» Given instruction:
From the material below, output word for word the lines that begin with the line containing "428, 240, 440]" and run through the line containing "feature-1-line-1: Любой товар". Include both of those lines.

Element and coordinate records
=-=-=-=-=

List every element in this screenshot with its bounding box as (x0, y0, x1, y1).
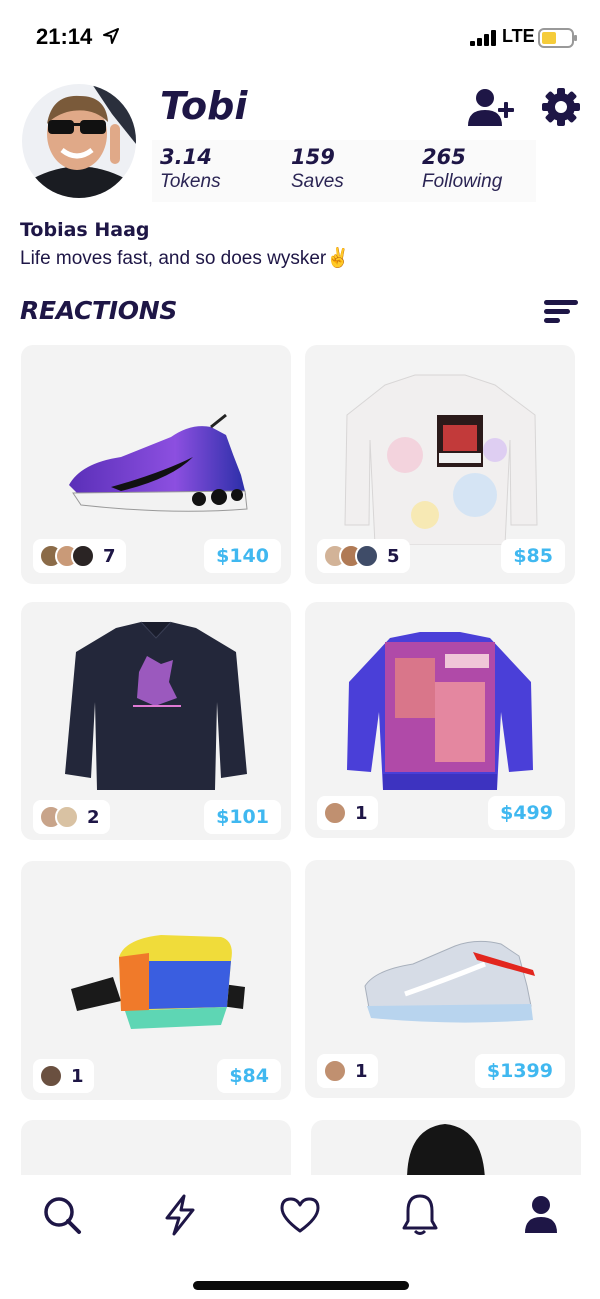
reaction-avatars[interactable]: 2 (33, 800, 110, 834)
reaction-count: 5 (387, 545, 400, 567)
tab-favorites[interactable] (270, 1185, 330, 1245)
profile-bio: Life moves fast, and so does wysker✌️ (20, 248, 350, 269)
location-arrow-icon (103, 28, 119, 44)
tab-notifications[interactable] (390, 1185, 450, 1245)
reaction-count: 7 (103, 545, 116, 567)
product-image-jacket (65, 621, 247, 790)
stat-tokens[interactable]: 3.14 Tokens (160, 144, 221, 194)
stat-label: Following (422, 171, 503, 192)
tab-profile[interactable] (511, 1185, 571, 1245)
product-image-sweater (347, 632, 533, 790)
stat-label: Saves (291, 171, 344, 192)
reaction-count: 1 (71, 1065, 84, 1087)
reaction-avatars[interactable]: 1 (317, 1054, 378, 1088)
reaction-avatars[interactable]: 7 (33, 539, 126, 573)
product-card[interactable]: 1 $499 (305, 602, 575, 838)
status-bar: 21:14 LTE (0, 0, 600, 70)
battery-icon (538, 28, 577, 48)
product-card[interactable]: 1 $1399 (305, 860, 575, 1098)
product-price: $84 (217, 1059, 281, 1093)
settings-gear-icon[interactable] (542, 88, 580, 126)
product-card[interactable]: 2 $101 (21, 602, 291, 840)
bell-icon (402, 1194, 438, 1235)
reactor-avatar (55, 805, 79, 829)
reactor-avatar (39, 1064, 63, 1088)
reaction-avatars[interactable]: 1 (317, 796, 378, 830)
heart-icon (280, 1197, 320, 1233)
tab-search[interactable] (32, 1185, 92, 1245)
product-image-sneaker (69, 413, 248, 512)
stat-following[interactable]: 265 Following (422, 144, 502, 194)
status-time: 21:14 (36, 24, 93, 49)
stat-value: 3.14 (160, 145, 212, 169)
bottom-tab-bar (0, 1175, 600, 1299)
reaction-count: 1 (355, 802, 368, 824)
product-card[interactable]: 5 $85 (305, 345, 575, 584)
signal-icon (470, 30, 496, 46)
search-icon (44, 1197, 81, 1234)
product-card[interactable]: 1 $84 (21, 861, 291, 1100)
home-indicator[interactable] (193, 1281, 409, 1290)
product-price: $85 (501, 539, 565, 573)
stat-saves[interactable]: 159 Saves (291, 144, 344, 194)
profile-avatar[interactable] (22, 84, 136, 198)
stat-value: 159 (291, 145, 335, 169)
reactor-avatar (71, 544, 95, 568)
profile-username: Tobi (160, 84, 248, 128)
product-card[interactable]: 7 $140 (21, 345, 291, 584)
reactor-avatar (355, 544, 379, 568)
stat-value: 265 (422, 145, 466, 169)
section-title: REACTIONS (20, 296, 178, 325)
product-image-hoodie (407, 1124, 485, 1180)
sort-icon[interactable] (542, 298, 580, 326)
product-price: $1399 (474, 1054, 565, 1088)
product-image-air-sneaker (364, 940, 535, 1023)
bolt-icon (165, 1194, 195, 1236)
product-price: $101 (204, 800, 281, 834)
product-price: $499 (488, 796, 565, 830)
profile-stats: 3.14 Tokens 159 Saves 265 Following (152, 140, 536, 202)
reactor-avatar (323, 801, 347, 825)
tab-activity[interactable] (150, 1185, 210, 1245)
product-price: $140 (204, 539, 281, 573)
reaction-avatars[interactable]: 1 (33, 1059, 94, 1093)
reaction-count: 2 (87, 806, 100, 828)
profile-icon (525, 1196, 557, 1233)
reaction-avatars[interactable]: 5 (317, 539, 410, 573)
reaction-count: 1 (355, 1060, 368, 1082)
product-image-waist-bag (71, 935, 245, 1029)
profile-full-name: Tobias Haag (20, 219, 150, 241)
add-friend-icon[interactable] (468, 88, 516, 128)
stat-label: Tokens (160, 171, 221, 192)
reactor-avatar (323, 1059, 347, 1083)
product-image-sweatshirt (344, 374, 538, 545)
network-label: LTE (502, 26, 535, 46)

=-=-=-=-=

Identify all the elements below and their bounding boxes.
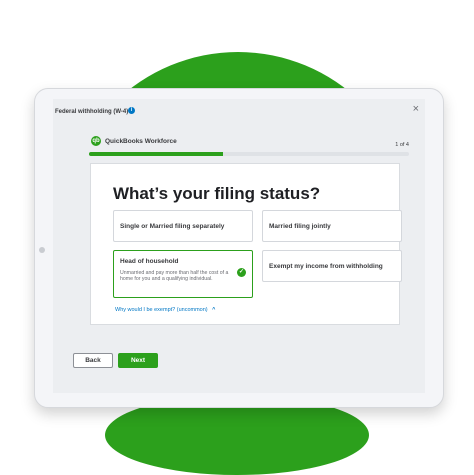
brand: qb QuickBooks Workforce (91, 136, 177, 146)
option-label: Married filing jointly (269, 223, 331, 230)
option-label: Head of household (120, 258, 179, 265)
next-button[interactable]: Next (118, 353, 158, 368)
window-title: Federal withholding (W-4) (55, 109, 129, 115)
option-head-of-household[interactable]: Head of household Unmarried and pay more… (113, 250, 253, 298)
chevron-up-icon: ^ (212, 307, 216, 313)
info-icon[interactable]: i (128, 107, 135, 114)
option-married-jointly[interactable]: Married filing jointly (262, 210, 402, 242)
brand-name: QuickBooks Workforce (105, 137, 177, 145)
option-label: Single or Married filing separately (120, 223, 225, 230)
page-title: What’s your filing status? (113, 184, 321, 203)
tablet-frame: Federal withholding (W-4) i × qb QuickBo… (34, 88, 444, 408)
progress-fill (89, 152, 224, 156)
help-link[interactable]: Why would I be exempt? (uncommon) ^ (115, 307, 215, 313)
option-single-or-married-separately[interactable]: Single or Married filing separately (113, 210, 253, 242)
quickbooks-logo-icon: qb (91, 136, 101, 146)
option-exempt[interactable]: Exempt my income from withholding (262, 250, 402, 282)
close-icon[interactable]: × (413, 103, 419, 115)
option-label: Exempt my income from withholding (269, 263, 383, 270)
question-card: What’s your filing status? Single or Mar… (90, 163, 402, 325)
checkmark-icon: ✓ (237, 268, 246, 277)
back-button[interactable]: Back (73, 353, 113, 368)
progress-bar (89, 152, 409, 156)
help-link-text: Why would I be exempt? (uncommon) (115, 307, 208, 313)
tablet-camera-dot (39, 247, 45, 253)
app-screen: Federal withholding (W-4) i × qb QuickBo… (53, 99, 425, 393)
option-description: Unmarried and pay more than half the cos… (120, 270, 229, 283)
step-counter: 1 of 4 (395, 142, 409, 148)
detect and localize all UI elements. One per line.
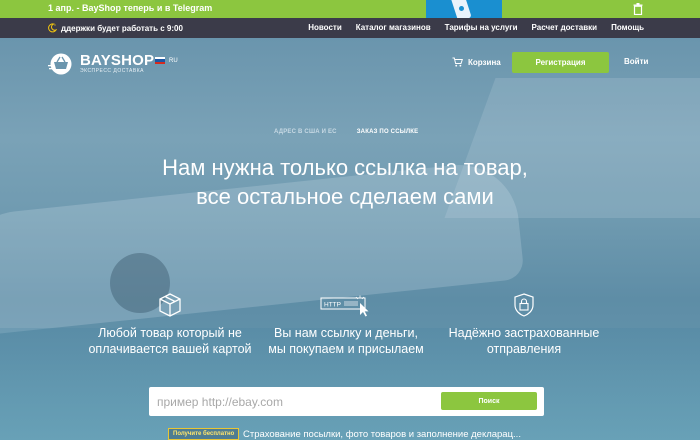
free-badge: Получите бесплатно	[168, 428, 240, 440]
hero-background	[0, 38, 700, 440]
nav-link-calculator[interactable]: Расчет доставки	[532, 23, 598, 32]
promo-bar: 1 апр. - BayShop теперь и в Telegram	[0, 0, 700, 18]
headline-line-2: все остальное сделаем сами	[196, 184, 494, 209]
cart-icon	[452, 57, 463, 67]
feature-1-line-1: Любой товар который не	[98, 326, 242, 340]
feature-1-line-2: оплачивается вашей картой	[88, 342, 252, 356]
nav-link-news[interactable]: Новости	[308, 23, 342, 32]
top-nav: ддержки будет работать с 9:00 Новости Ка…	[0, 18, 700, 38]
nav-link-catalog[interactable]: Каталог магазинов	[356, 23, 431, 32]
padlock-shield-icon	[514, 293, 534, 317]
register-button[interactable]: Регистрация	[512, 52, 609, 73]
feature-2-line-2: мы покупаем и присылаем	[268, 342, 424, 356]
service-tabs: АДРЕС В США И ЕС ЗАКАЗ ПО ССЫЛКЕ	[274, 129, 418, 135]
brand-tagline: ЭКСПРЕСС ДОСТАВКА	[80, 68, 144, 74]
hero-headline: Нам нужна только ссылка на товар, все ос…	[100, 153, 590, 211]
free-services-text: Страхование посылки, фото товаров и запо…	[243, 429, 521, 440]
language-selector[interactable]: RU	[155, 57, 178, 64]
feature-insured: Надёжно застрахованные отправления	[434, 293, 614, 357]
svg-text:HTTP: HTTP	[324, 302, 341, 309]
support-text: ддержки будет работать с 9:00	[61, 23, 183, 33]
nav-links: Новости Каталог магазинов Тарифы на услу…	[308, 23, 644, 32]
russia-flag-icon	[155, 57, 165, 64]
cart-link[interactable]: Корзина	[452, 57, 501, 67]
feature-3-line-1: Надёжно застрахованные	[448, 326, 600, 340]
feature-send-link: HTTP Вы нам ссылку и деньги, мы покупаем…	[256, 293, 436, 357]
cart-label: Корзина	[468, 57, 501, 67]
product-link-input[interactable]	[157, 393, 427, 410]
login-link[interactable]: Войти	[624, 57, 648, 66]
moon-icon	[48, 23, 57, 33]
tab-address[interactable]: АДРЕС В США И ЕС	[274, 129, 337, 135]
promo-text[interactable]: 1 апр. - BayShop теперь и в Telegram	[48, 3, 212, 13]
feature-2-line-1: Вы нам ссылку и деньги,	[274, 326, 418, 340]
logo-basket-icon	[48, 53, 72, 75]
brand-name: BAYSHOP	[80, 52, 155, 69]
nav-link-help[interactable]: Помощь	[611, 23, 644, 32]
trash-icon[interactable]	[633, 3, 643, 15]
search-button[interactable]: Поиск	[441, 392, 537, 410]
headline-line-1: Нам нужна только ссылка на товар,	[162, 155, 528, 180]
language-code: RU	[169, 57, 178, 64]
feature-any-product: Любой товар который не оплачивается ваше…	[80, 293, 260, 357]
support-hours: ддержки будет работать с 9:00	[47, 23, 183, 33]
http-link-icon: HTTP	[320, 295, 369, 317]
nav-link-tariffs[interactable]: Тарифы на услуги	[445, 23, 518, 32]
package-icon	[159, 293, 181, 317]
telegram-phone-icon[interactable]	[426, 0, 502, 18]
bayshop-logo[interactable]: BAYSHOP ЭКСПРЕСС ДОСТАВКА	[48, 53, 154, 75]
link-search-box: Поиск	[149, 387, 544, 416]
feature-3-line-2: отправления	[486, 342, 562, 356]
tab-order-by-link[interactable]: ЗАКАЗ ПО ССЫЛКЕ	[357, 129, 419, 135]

=-=-=-=-=

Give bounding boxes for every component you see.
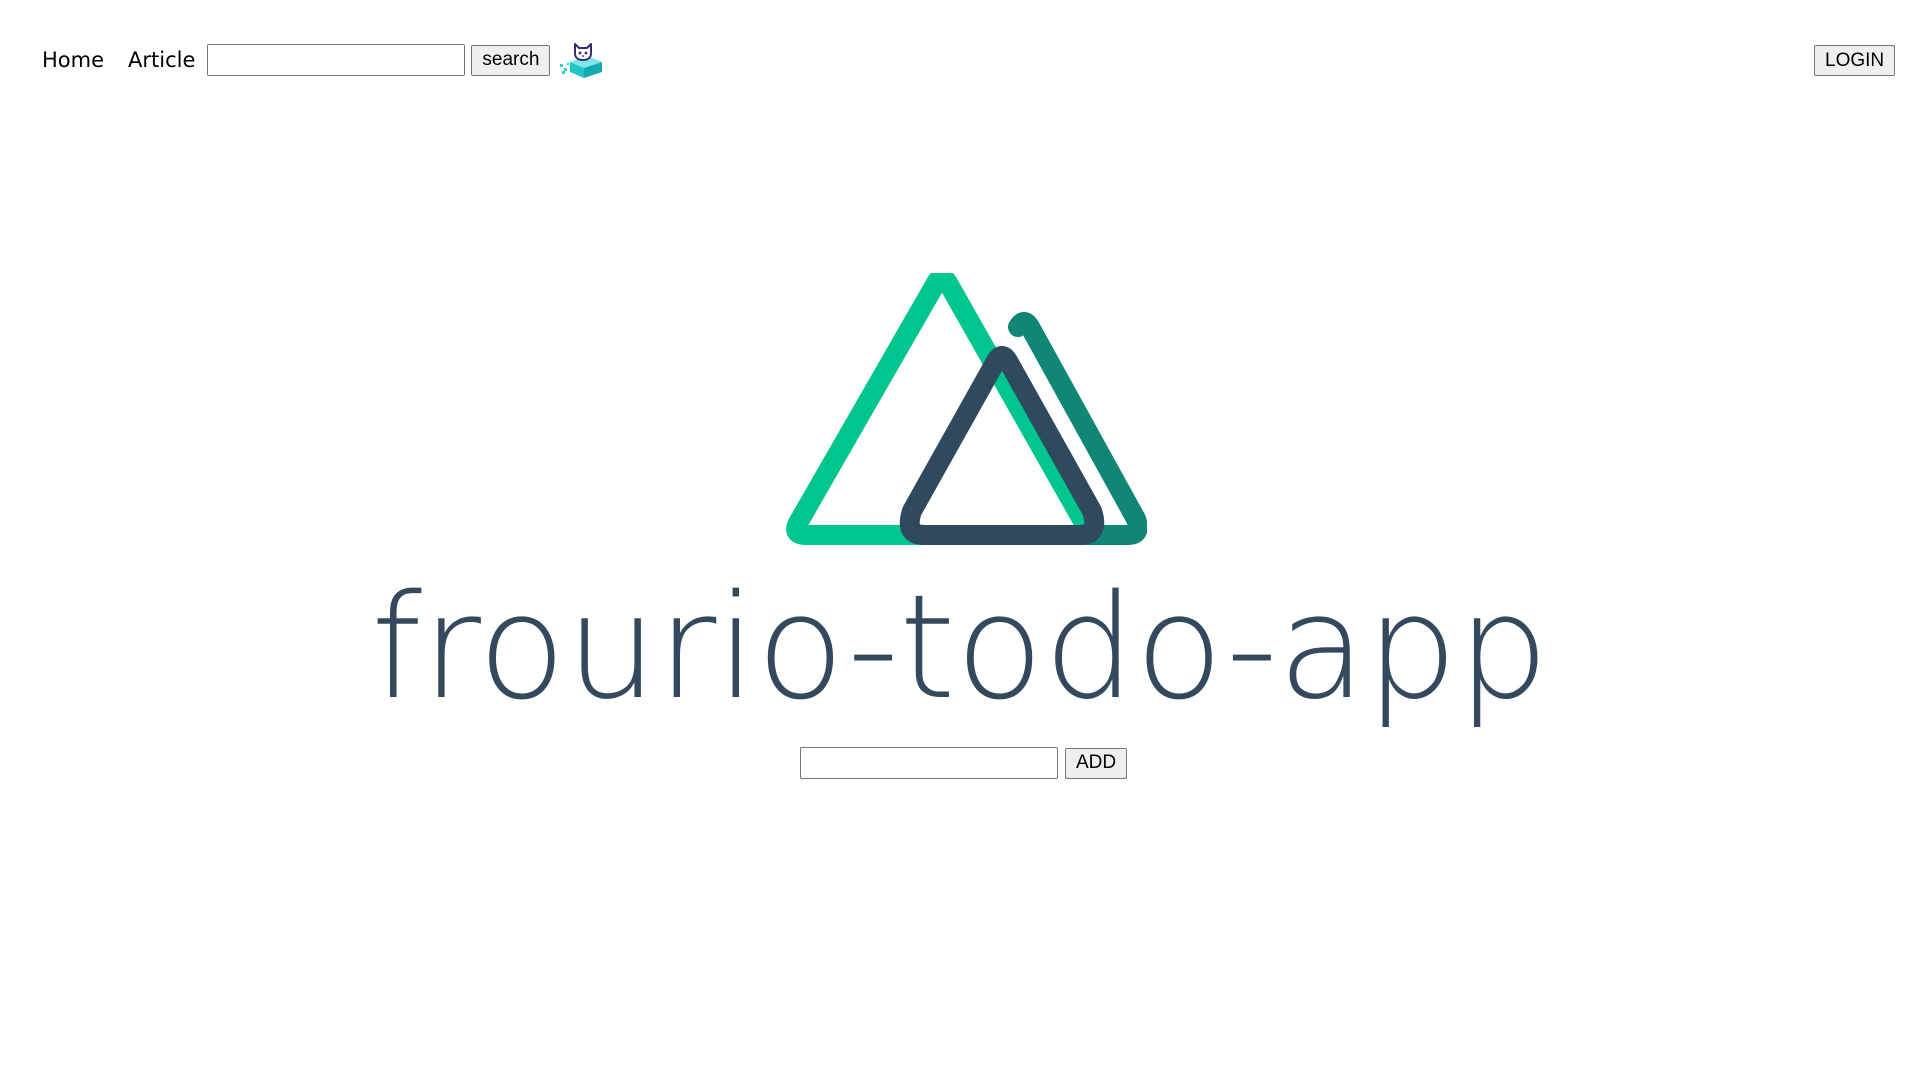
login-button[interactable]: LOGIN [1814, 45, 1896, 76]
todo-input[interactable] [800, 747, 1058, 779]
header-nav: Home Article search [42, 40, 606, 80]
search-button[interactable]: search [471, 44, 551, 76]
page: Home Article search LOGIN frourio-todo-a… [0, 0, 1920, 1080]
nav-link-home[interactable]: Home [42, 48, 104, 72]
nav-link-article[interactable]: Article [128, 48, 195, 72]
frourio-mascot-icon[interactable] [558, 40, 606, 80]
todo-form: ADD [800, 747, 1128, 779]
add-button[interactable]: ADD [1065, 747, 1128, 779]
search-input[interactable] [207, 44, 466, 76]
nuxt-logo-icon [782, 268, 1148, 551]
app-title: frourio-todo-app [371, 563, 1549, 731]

=-=-=-=-=

» Expected answer:
free-badge: Получите бесплатно	[168, 428, 240, 440]
hero-background	[0, 38, 700, 440]
nav-link-calculator[interactable]: Расчет доставки	[532, 23, 598, 32]
promo-bar: 1 апр. - BayShop теперь и в Telegram	[0, 0, 700, 18]
headline-line-2: все остальное сделаем сами	[196, 184, 494, 209]
cart-icon	[452, 57, 463, 67]
feature-1-line-1: Любой товар который не	[98, 326, 242, 340]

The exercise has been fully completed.